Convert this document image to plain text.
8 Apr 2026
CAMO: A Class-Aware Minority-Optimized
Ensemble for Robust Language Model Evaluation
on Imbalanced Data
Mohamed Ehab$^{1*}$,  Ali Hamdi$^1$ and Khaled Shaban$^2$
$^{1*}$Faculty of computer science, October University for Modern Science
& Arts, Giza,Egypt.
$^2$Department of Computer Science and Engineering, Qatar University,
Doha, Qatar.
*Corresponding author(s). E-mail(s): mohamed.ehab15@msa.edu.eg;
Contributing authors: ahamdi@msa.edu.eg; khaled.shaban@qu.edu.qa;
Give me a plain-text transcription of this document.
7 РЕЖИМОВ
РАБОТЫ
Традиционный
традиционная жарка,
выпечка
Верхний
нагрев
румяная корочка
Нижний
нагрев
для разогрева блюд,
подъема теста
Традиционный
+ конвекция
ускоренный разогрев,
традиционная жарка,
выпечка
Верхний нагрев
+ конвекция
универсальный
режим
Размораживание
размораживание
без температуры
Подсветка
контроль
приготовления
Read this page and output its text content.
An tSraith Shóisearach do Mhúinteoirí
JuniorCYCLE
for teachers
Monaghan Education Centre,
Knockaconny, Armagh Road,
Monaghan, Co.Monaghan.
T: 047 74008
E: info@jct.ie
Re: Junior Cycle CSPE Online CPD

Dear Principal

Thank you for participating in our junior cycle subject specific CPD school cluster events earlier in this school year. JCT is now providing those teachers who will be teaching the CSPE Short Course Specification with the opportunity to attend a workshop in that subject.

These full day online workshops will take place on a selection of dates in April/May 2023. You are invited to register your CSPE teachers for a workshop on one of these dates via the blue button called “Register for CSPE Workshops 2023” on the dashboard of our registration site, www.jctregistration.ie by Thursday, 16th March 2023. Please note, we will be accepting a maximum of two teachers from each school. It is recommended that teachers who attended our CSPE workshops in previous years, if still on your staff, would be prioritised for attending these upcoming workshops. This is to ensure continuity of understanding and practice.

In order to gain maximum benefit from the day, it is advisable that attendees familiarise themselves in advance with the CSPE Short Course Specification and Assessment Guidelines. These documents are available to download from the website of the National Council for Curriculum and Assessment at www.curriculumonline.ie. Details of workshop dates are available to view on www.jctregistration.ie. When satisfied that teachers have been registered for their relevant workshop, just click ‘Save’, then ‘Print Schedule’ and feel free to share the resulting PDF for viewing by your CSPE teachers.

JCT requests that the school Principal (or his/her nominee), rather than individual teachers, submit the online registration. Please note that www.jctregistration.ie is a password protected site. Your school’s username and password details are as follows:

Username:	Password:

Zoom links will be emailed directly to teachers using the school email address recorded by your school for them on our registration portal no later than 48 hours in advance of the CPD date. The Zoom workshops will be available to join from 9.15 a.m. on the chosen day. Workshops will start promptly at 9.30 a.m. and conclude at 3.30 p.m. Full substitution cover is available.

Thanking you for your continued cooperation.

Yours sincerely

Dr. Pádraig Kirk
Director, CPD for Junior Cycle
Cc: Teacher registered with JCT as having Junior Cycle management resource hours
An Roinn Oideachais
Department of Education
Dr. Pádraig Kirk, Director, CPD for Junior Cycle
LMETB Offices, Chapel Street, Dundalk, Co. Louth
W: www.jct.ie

|---|

**The task:**
Copy out every line of the material above that mentions the word "plain".

**Task result:**
Convert this document image to plain text.
Give me a plain-text transcription of this document.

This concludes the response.